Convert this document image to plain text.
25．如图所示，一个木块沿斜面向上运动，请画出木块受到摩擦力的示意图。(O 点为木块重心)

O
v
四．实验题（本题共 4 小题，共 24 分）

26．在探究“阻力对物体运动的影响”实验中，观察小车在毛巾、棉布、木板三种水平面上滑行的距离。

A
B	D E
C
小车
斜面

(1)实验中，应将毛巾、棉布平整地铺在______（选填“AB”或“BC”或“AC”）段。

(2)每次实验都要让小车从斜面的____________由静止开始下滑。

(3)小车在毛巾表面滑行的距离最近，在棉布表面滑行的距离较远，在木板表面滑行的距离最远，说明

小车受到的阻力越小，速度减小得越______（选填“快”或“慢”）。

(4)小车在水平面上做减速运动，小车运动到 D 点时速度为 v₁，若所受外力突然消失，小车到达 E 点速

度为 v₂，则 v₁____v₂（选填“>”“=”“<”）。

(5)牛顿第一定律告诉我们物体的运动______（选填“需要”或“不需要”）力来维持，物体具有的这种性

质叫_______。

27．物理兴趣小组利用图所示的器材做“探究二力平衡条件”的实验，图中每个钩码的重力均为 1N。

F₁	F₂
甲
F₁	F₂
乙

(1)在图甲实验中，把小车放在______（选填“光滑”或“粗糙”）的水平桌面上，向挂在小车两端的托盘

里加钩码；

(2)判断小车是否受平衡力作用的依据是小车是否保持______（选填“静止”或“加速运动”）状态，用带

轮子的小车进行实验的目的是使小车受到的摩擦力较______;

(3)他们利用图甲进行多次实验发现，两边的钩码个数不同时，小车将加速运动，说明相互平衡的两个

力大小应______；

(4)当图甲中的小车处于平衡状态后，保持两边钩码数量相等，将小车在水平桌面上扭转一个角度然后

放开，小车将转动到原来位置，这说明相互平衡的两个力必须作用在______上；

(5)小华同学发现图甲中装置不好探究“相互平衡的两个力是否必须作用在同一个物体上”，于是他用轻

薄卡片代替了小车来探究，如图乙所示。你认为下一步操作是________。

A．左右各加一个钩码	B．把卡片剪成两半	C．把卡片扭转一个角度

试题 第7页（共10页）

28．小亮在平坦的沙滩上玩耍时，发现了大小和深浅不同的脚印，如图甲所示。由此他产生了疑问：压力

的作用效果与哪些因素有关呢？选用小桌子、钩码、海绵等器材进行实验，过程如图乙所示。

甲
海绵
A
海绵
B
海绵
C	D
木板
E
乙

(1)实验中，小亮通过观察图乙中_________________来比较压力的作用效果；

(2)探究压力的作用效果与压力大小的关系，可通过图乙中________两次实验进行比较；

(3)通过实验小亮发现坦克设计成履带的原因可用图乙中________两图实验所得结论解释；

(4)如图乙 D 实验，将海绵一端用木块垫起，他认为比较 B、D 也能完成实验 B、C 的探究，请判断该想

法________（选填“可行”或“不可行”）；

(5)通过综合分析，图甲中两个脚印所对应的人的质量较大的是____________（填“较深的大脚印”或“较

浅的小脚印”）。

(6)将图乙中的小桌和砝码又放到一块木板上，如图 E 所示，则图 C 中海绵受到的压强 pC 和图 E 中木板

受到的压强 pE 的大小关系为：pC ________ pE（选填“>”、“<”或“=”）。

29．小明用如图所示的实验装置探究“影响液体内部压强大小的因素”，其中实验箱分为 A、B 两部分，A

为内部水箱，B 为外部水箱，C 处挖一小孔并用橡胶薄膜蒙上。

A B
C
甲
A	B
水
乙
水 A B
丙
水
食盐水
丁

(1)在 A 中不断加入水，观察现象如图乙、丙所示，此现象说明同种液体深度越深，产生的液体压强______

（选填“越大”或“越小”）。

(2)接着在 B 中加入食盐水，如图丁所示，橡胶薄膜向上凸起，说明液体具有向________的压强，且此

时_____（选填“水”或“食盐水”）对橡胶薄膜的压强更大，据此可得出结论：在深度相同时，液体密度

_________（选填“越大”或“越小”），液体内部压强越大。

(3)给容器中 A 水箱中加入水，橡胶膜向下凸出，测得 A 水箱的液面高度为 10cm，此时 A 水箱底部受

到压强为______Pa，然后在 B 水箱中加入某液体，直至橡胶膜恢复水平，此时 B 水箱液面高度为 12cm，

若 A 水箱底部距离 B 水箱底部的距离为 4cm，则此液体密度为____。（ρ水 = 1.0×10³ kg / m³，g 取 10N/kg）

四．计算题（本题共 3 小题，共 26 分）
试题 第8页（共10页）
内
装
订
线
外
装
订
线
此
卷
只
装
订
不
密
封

---+---

> _EXERCISE DETAILS_:
Print every entry exactly as it appears.

> _FULL OUTPUT_:
Convert this document image to plain text.
25．如图所示，一个木块沿斜面向上运动，请画出木块受到摩擦力的示意图。(O 点为木块重心)

O
v
四．实验题（本题共 4 小题，共 24 分）

26．在探究“阻力对物体运动的影响”实验中，观察小车在毛巾、棉布、木板三种水平面上滑行的距离。

A
B	D E
C
小车
斜面

(1)实验中，应将毛巾、棉布平整地铺在______（选填“AB”或“BC”或“AC”）段。

(2)每次实验都要让小车从斜面的____________由静止开始下滑。

(3)小车在毛巾表面滑行的距离最近，在棉布表面滑行的距离较远，在木板表面滑行的距离最远，说明

小车受到的阻力越小，速度减小得越______（选填“快”或“慢”）。

(4)小车在水平面上做减速运动，小车运动到 D 点时速度为 v₁，若所受外力突然消失，小车到达 E 点速

度为 v₂，则 v₁____v₂（选填“>”“=”“<”）。

(5)牛顿第一定律告诉我们物体的运动______（选填“需要”或“不需要”）力来维持，物体具有的这种性

质叫_______。

27．物理兴趣小组利用图所示的器材做“探究二力平衡条件”的实验，图中每个钩码的重力均为 1N。

F₁	F₂
甲
F₁	F₂
乙

(1)在图甲实验中，把小车放在______（选填“光滑”或“粗糙”）的水平桌面上，向挂在小车两端的托盘

里加钩码；

(2)判断小车是否受平衡力作用的依据是小车是否保持______（选填“静止”或“加速运动”）状态，用带

轮子的小车进行实验的目的是使小车受到的摩擦力较______;

(3)他们利用图甲进行多次实验发现，两边的钩码个数不同时，小车将加速运动，说明相互平衡的两个

力大小应______；

(4)当图甲中的小车处于平衡状态后，保持两边钩码数量相等，将小车在水平桌面上扭转一个角度然后

放开，小车将转动到原来位置，这说明相互平衡的两个力必须作用在______上；

(5)小华同学发现图甲中装置不好探究“相互平衡的两个力是否必须作用在同一个物体上”，于是他用轻

薄卡片代替了小车来探究，如图乙所示。你认为下一步操作是________。

A．左右各加一个钩码	B．把卡片剪成两半	C．把卡片扭转一个角度

试题 第7页（共10页）

28．小亮在平坦的沙滩上玩耍时，发现了大小和深浅不同的脚印，如图甲所示。由此他产生了疑问：压力

的作用效果与哪些因素有关呢？选用小桌子、钩码、海绵等器材进行实验，过程如图乙所示。

甲
海绵
A
海绵
B
海绵
C	D
木板
E
乙

(1)实验中，小亮通过观察图乙中_________________来比较压力的作用效果；

(2)探究压力的作用效果与压力大小的关系，可通过图乙中________两次实验进行比较；

(3)通过实验小亮发现坦克设计成履带的原因可用图乙中________两图实验所得结论解释；

(4)如图乙 D 实验，将海绵一端用木块垫起，他认为比较 B、D 也能完成实验 B、C 的探究，请判断该想

法________（选填“可行”或“不可行”）；

(5)通过综合分析，图甲中两个脚印所对应的人的质量较大的是____________（填“较深的大脚印”或“较

浅的小脚印”）。

(6)将图乙中的小桌和砝码又放到一块木板上，如图 E 所示，则图 C 中海绵受到的压强 pC 和图 E 中木板

受到的压强 pE 的大小关系为：pC ________ pE（选填“>”、“<”或“=”）。

29．小明用如图所示的实验装置探究“影响液体内部压强大小的因素”，其中实验箱分为 A、B 两部分，A

为内部水箱，B 为外部水箱，C 处挖一小孔并用橡胶薄膜蒙上。

A B
C
甲
A	B
水
乙
水 A B
丙
水
食盐水
丁

(1)在 A 中不断加入水，观察现象如图乙、丙所示，此现象说明同种液体深度越深，产生的液体压强______

（选填“越大”或“越小”）。

(2)接着在 B 中加入食盐水，如图丁所示，橡胶薄膜向上凸起，说明液体具有向________的压强，且此

时_____（选填“水”或“食盐水”）对橡胶薄膜的压强更大，据此可得出结论：在深度相同时，液体密度

_________（选填“越大”或“越小”），液体内部压强越大。

(3)给容器中 A 水箱中加入水，橡胶膜向下凸出，测得 A 水箱的液面高度为 10cm，此时 A 水箱底部受

到压强为______Pa，然后在 B 水箱中加入某液体，直至橡胶膜恢复水平，此时 B 水箱液面高度为 12cm，

若 A 水箱底部距离 B 水箱底部的距离为 4cm，则此液体密度为____。（ρ水 = 1.0×10³ kg / m³，g 取 10N/kg）

四．计算题（本题共 3 小题，共 26 分）
试题 第8页（共10页）
内
装
订
线
外
装
订
线
此
卷
只
装
订
不
密
封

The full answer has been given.